[Rows from a dataset]

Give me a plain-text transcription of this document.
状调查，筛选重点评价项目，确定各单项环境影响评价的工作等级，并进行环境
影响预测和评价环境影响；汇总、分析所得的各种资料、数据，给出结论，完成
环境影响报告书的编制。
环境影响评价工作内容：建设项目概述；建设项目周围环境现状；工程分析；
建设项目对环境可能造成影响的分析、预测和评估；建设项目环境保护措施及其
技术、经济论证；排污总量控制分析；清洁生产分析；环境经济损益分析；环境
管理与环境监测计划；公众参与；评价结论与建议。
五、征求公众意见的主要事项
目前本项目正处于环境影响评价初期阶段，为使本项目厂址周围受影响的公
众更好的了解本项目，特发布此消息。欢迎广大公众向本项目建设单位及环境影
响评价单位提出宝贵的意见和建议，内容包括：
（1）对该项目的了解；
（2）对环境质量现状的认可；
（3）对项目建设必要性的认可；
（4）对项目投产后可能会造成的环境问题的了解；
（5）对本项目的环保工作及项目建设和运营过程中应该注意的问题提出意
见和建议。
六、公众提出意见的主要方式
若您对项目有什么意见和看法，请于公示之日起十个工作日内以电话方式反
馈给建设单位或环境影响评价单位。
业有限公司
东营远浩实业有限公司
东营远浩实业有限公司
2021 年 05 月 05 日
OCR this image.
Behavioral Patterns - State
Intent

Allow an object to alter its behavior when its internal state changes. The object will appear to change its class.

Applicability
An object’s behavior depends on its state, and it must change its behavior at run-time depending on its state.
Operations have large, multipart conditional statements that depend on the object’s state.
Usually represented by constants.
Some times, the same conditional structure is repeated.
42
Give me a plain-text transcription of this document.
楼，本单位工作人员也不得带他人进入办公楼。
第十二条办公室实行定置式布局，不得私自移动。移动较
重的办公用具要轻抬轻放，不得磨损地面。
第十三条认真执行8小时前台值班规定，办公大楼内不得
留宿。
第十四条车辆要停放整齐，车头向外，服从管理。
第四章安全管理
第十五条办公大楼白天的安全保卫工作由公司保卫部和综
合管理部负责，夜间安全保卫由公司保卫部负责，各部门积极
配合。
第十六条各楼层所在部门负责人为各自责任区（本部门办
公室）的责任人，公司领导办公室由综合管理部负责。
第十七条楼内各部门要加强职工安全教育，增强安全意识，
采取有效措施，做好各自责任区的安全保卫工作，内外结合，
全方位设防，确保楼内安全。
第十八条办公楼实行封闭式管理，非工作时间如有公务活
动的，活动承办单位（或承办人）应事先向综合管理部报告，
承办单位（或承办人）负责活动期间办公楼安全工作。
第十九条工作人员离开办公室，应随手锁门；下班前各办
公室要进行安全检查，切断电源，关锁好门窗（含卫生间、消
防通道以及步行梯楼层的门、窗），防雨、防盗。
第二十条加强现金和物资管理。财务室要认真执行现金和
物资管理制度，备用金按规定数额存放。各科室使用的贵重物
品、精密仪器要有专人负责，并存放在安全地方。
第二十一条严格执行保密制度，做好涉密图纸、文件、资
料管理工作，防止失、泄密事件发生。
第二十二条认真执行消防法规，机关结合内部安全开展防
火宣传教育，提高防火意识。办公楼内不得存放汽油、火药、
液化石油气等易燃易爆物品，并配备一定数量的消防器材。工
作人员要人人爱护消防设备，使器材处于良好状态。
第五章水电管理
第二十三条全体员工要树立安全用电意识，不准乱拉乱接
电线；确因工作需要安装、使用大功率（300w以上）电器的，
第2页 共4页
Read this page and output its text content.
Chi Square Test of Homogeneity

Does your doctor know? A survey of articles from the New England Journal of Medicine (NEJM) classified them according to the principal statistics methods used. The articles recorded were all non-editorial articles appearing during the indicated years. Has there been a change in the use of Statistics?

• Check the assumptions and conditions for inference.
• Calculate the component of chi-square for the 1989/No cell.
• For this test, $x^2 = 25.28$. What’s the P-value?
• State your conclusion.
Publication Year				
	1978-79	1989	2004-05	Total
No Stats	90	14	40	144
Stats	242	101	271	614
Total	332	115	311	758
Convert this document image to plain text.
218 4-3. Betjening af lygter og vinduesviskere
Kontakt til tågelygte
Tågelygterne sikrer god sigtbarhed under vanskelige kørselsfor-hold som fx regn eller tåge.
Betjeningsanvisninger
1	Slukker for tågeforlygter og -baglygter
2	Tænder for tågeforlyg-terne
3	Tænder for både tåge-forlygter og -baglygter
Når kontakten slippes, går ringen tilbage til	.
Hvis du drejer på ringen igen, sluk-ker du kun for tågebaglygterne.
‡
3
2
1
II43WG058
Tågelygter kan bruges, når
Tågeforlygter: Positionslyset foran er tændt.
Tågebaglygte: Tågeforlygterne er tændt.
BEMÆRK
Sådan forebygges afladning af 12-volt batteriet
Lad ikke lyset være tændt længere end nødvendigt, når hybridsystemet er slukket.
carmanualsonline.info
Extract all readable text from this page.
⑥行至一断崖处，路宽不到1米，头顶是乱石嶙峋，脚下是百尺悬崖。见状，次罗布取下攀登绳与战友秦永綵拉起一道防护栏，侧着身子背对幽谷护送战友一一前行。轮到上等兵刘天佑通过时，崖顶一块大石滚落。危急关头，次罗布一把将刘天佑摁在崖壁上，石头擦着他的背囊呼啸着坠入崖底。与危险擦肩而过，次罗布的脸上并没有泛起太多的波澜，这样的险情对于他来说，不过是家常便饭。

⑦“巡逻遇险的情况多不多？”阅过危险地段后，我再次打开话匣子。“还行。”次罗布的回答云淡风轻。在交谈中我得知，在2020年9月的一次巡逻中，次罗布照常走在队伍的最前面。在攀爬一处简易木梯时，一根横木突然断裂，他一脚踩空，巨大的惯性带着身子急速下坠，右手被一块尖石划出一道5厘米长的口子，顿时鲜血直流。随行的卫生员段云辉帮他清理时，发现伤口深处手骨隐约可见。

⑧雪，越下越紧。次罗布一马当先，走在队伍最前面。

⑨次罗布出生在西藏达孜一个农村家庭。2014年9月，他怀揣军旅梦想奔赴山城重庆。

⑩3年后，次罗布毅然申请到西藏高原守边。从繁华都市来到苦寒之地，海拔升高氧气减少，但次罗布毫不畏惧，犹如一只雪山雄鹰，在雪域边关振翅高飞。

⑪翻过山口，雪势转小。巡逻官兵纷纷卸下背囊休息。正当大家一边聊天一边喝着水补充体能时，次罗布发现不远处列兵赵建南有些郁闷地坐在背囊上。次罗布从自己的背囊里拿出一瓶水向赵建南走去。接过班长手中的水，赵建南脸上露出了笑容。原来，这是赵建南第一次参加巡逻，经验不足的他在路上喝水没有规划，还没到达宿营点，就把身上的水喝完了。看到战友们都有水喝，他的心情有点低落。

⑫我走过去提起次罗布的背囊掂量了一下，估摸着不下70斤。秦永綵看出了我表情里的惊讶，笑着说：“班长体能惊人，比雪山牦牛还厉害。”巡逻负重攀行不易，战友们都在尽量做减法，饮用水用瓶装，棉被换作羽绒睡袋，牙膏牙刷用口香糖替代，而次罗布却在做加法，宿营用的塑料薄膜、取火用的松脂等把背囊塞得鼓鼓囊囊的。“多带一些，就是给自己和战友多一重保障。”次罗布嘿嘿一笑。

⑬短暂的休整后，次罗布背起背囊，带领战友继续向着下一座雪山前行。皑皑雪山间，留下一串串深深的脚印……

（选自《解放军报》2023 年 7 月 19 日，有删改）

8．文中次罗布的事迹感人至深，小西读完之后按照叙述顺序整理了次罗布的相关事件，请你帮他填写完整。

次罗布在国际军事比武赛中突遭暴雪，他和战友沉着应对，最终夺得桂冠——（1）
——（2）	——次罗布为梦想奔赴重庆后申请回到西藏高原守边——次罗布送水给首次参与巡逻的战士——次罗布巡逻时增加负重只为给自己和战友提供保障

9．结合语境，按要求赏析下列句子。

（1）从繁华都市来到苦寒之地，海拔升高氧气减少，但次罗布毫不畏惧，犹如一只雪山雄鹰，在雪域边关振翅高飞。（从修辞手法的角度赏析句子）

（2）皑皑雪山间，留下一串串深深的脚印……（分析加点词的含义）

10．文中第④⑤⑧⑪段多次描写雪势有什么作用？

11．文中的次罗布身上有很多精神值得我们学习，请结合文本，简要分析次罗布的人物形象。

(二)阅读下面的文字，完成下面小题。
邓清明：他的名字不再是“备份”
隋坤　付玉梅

* **Work to be completed**
Using the listing above, state the number of lines that hold "ringen", with no other text.

* **Result of this exercise**
2